### Problem requirements
Find the word "expenses" in the material below and gather every line that contains it.

>> start Data rows

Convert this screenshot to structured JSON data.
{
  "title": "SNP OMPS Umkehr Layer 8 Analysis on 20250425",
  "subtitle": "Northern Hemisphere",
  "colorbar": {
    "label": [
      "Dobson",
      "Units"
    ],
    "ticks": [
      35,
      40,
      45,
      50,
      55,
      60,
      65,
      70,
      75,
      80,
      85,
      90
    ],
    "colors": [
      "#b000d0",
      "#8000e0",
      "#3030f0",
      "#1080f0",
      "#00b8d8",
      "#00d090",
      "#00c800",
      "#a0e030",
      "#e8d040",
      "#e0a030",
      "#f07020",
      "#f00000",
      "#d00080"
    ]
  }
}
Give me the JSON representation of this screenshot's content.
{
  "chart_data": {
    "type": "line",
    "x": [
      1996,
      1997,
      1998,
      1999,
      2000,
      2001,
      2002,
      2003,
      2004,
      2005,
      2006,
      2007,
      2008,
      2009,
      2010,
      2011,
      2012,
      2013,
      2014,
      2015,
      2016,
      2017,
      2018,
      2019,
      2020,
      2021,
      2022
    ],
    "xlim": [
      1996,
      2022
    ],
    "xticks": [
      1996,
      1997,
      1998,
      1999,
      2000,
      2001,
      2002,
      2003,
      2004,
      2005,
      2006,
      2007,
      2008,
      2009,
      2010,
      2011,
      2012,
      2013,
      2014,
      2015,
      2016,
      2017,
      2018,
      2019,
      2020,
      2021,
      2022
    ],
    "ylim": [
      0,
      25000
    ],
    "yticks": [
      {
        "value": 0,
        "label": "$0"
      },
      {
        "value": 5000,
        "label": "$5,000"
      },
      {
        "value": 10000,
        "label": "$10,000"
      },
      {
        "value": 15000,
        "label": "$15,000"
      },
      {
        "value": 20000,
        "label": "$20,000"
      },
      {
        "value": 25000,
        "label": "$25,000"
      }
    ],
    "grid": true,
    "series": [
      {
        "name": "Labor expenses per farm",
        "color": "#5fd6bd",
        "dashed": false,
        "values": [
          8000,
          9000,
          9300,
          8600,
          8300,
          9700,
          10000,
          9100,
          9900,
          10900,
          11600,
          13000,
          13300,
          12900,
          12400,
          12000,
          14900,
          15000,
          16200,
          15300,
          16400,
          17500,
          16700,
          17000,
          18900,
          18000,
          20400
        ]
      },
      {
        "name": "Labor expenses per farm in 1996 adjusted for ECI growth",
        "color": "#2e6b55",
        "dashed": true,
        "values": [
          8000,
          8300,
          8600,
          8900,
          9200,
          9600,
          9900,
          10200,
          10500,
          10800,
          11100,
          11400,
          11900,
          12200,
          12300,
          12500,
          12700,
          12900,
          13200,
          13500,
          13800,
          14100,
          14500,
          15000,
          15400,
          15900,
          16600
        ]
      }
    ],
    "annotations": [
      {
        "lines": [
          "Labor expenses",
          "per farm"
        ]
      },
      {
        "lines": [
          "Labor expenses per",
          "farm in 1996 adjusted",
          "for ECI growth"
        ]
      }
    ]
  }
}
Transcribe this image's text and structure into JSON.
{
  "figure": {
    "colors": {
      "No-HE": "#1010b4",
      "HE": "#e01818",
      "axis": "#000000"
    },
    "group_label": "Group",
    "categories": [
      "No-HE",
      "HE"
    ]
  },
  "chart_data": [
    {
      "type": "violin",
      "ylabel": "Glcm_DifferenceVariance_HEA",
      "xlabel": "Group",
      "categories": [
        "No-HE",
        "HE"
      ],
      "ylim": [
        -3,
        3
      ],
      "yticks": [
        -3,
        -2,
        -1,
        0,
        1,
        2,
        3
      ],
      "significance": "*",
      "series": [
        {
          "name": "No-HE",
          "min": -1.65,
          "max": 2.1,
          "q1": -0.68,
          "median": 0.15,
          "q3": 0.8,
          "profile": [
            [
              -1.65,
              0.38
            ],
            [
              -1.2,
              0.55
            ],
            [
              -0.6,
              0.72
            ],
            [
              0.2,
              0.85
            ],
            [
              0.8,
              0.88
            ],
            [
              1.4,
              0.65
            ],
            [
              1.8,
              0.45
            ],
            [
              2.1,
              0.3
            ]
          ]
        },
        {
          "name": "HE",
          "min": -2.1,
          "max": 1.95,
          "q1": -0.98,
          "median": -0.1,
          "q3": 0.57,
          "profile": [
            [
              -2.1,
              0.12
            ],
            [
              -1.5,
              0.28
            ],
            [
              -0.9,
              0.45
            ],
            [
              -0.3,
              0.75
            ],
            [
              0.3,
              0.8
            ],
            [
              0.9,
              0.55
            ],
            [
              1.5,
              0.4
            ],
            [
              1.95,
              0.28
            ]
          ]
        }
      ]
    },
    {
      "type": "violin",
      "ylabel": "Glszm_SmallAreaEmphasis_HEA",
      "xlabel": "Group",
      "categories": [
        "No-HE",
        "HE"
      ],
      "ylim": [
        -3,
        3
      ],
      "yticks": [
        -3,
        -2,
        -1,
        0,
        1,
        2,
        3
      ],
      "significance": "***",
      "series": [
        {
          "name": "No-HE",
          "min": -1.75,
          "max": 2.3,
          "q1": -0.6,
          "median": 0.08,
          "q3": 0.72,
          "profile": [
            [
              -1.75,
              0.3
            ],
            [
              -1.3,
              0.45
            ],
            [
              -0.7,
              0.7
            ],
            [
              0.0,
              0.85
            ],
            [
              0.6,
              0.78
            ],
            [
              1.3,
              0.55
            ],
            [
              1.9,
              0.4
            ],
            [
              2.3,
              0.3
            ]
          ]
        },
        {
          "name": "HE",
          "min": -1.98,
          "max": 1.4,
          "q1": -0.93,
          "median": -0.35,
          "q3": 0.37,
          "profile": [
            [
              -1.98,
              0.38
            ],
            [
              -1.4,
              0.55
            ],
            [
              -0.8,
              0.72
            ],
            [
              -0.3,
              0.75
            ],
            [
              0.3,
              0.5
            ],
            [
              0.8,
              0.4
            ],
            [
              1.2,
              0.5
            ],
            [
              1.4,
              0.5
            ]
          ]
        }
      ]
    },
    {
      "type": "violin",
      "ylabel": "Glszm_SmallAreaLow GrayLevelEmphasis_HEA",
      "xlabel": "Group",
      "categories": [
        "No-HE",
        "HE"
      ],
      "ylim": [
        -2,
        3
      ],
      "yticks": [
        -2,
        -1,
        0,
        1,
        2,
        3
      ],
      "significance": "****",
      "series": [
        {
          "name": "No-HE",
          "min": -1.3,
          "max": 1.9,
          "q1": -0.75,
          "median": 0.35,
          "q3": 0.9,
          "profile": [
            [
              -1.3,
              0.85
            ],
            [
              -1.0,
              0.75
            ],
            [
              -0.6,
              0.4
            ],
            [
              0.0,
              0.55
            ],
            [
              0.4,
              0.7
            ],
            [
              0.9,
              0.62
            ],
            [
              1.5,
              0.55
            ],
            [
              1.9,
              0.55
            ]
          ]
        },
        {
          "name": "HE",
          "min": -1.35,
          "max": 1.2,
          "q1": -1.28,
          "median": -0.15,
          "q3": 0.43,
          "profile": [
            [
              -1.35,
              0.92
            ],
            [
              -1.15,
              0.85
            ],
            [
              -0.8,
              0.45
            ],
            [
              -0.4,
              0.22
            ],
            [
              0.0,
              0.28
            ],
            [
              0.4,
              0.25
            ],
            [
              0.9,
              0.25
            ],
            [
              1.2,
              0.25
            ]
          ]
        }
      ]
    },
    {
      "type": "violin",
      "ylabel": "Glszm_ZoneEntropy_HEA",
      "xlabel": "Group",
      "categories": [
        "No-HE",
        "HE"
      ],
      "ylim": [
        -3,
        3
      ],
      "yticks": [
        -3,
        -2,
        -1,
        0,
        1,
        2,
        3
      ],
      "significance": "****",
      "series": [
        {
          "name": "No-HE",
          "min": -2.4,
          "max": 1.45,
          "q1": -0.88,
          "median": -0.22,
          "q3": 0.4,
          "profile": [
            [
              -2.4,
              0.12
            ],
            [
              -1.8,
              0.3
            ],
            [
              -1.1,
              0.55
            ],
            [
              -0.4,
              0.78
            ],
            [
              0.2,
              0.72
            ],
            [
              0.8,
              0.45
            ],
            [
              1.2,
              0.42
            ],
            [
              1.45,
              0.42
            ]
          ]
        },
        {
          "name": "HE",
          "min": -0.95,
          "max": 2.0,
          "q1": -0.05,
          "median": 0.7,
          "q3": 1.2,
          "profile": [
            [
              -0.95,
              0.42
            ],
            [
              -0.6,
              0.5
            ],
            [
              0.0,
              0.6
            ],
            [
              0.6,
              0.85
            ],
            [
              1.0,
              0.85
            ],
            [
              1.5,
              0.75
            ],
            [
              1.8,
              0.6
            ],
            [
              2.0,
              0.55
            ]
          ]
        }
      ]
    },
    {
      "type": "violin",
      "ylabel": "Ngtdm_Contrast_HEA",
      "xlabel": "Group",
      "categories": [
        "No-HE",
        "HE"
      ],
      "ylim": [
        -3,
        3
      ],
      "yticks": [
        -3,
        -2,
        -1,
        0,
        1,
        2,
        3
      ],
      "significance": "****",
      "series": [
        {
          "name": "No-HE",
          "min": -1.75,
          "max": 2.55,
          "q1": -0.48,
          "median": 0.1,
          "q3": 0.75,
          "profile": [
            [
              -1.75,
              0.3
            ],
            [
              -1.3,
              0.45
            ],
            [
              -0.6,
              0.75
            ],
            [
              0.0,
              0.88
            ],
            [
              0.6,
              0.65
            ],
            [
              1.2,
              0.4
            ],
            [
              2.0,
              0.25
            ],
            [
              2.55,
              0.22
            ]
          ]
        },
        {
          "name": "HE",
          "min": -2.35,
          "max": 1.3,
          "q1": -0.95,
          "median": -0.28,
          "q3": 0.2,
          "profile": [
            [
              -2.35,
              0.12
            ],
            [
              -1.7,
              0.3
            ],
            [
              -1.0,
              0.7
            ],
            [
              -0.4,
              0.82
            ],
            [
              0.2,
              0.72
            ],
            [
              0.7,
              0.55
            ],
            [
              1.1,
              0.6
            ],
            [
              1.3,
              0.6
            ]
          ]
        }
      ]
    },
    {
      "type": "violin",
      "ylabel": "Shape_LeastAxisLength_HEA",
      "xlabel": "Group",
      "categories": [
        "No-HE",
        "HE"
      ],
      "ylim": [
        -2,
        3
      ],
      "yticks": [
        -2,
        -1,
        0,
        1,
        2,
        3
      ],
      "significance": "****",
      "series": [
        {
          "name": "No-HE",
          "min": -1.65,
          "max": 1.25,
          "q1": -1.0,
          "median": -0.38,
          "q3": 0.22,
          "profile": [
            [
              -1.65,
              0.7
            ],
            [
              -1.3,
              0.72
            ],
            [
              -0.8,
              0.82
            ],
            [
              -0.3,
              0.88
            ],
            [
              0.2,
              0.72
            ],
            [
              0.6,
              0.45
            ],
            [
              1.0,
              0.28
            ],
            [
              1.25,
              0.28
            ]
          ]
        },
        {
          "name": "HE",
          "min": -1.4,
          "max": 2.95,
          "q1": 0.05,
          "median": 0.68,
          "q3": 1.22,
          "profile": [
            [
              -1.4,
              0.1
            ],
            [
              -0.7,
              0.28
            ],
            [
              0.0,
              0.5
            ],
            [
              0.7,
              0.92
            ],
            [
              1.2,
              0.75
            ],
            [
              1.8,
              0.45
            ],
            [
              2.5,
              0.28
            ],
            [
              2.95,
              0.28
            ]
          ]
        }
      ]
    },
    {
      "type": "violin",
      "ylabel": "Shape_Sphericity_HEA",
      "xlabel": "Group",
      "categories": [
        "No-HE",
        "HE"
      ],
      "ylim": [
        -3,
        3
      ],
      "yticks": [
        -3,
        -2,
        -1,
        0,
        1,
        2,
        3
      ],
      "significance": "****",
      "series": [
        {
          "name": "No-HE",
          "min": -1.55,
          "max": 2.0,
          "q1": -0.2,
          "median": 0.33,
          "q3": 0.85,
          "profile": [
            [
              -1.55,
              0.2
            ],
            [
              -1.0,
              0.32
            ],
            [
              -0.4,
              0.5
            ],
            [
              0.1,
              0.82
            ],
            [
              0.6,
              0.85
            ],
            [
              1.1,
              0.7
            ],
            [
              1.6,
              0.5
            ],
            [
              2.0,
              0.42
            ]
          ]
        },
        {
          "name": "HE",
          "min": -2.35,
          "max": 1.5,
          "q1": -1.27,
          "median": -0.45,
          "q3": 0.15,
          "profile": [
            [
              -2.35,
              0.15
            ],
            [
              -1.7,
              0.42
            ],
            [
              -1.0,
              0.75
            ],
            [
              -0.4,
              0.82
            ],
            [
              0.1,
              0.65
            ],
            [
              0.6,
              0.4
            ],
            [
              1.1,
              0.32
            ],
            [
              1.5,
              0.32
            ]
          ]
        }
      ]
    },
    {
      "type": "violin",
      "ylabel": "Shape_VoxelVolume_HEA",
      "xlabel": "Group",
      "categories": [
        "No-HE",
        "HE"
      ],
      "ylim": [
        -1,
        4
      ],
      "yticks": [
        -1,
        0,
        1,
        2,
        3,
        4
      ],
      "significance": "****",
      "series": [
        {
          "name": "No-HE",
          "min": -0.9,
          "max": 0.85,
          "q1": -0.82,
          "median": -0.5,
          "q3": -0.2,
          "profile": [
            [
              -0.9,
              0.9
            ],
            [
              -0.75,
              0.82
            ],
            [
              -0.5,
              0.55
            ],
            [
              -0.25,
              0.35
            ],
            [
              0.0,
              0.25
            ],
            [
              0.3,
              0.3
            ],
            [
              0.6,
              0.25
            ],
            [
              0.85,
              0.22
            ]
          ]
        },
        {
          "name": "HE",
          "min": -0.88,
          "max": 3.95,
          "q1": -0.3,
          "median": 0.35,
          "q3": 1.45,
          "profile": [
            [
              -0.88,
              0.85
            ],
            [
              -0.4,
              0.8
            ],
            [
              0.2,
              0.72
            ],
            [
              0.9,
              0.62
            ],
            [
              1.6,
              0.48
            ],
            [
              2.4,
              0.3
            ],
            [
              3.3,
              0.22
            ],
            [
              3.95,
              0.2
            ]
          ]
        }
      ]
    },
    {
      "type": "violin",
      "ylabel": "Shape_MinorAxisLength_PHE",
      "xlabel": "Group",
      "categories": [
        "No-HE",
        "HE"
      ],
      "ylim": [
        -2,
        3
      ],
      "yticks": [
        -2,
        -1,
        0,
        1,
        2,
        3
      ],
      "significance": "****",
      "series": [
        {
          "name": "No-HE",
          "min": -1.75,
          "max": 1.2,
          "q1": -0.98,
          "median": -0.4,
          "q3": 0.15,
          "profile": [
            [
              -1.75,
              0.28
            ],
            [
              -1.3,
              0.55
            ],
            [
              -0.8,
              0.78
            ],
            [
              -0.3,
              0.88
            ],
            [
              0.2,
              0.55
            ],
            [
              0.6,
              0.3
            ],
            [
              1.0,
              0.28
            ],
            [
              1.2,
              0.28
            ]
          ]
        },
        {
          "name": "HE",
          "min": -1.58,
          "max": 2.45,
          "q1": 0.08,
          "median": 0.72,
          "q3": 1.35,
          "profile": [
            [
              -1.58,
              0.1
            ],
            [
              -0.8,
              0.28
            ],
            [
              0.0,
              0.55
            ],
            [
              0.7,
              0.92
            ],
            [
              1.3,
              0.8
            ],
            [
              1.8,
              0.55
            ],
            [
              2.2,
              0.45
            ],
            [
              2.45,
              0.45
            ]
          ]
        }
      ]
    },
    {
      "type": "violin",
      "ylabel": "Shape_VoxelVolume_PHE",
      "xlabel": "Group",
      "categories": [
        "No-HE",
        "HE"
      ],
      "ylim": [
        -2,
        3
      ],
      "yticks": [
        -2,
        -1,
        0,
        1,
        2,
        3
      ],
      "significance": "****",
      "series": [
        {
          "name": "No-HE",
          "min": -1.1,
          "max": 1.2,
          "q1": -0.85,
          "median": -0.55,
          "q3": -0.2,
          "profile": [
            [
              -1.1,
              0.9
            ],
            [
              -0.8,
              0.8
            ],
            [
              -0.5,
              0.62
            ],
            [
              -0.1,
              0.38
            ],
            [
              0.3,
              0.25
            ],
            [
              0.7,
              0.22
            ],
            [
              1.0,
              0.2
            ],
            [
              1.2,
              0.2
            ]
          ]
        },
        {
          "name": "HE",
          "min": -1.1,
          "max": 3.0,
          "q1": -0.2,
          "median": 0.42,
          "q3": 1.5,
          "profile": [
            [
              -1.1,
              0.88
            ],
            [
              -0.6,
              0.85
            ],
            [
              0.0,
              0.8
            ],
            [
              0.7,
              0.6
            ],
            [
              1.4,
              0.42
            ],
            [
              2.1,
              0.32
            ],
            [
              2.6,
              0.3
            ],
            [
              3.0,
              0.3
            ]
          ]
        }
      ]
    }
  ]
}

>> end Data rows

### Solution for this problem
        "name": "Labor expenses per farm",
        "name": "Labor expenses per farm in 1996 adjusted for ECI growth",
          "Labor expenses",
          "Labor expenses per",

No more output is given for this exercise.